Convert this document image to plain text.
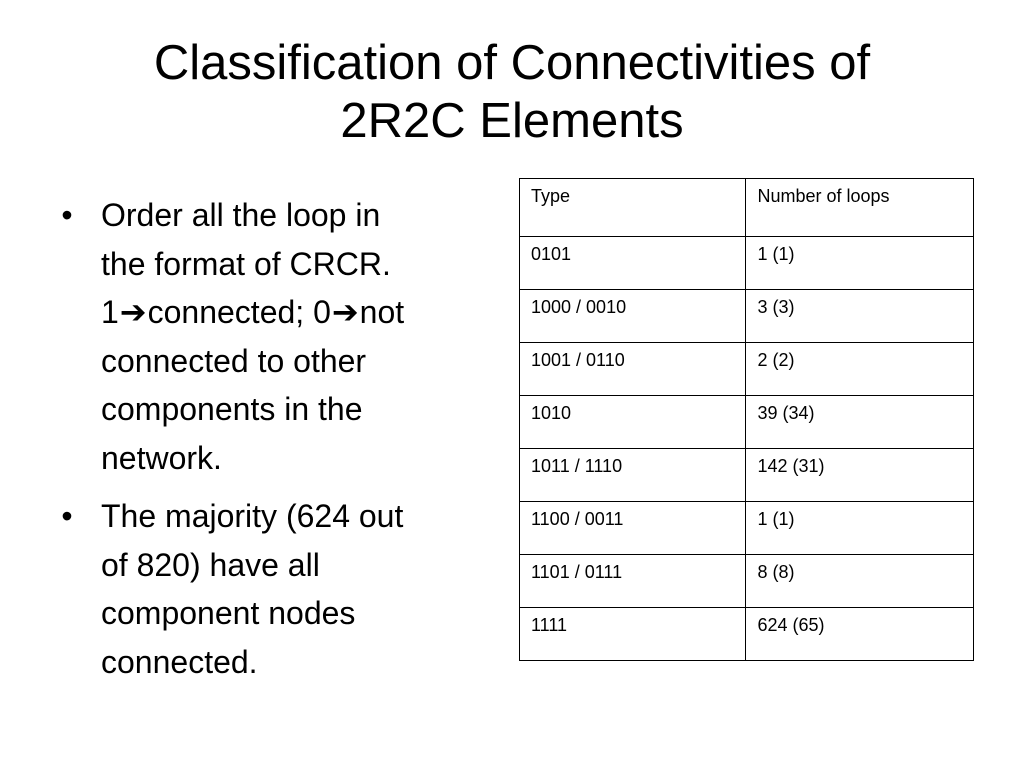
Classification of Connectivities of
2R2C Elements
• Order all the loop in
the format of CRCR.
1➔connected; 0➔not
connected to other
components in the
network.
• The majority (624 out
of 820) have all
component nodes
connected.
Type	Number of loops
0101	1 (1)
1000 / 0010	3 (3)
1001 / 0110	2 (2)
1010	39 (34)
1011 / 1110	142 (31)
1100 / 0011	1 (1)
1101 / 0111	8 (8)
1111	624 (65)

------------------------------

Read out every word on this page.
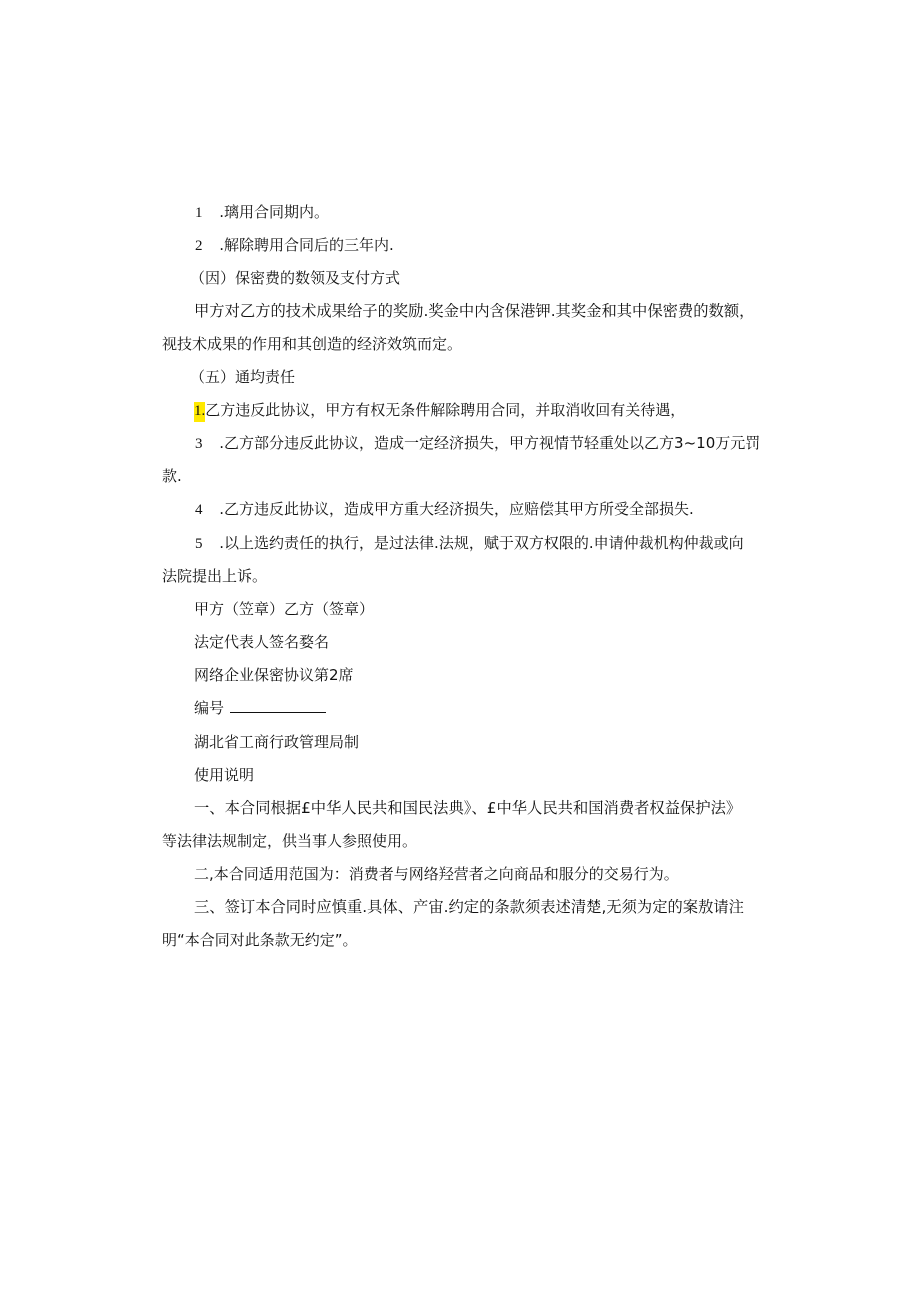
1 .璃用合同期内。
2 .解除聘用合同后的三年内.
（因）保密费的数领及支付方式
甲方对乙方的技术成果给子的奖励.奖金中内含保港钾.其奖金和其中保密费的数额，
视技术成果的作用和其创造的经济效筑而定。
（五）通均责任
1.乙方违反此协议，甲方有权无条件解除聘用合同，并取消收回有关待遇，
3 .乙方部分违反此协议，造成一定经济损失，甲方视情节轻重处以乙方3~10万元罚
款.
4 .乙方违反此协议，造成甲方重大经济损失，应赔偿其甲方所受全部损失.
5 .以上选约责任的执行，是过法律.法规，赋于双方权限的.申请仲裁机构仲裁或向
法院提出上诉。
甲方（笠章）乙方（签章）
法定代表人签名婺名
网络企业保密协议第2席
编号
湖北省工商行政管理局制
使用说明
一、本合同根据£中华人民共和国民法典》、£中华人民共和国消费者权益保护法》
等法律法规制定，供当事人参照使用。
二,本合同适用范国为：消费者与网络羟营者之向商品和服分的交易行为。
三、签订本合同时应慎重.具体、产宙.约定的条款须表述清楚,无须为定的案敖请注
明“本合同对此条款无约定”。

------------------------------

* [The problem]: State the count of lines holding the string "this" in the listing above, and nothing else.

* [Result below]: 2